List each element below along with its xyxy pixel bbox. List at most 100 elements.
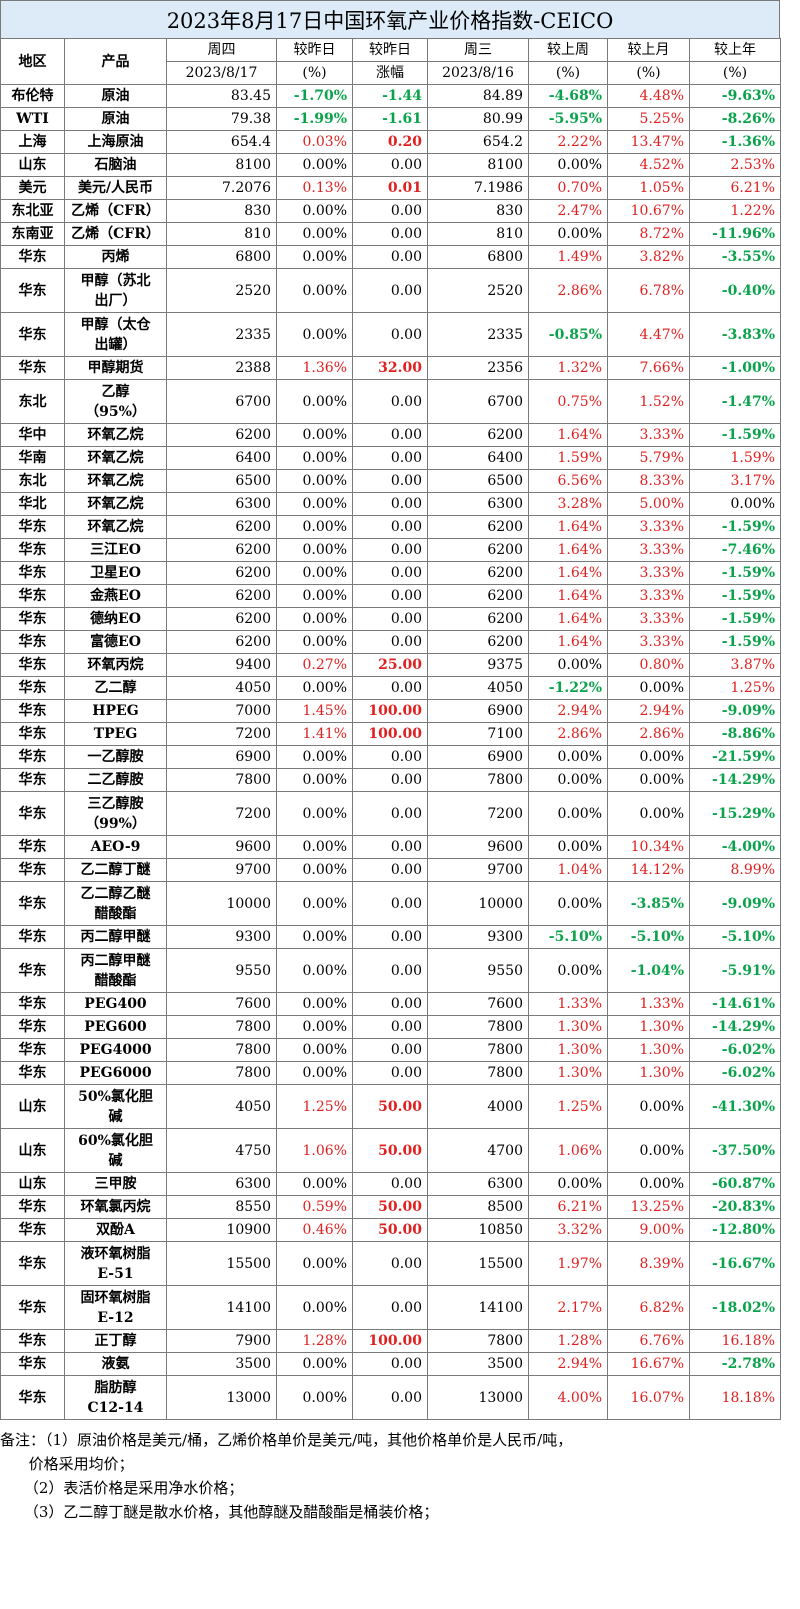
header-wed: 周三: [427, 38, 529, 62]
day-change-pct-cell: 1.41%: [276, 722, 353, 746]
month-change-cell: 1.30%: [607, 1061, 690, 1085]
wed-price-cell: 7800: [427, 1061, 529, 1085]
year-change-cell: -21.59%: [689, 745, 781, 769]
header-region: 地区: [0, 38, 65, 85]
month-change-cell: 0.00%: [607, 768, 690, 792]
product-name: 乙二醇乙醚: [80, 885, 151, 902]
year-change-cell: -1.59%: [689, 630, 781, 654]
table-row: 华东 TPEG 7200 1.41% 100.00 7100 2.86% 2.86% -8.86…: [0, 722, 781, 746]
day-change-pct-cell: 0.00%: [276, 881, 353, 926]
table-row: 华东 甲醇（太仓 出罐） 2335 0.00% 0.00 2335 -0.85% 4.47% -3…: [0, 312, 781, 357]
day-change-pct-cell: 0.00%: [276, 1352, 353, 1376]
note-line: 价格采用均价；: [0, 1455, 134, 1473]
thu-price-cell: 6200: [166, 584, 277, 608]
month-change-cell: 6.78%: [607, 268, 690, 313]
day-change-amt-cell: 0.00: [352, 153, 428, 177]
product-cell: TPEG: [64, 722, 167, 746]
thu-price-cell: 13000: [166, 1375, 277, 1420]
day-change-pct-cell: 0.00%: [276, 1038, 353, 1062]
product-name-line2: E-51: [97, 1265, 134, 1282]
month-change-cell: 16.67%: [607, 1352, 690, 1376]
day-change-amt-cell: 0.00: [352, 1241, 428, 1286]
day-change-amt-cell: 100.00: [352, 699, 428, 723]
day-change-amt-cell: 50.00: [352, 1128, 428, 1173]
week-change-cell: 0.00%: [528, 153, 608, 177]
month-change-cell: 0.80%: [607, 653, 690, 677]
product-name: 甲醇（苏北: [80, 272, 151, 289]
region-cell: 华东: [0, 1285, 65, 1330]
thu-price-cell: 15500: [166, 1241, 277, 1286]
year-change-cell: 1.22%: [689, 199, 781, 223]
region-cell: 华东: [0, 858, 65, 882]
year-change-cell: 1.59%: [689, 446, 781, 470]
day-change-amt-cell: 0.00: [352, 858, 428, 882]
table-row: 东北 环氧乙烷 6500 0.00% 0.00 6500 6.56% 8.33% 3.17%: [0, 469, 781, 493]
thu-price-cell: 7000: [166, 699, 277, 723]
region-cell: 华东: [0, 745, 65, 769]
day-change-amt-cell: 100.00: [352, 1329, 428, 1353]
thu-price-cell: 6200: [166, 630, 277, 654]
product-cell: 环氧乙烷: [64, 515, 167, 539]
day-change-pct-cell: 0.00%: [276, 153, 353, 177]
■ ■ ■ ■ ■ ■ ■
What is expected:
Format everything from the line containing "header-wed: 周三: [427, 38, 529, 62]" down to the line containing "product-name: 乙二醇乙醚: [80, 885, 151, 902]" as a Markdown table with two columns, Index and Line Text, numbering each row and omitting blank lines.

Result:
| Index | Line Text |
|---|---|
| 1 | header-wed: 周三: [427, 38, 529, 62] |
| 2 | day-change-pct-cell: 1.41%: [276, 722, 353, 746] |
| 3 | month-change-cell: 1.30%: [607, 1061, 690, 1085] |
| 4 | wed-price-cell: 7800: [427, 1061, 529, 1085] |
| 5 | year-change-cell: -21.59%: [689, 745, 781, 769] |
| 6 | header-region: 地区: [0, 38, 65, 85] |
| 7 | month-change-cell: 0.00%: [607, 768, 690, 792] |
| 8 | product-name: 乙二醇乙醚: [80, 885, 151, 902] |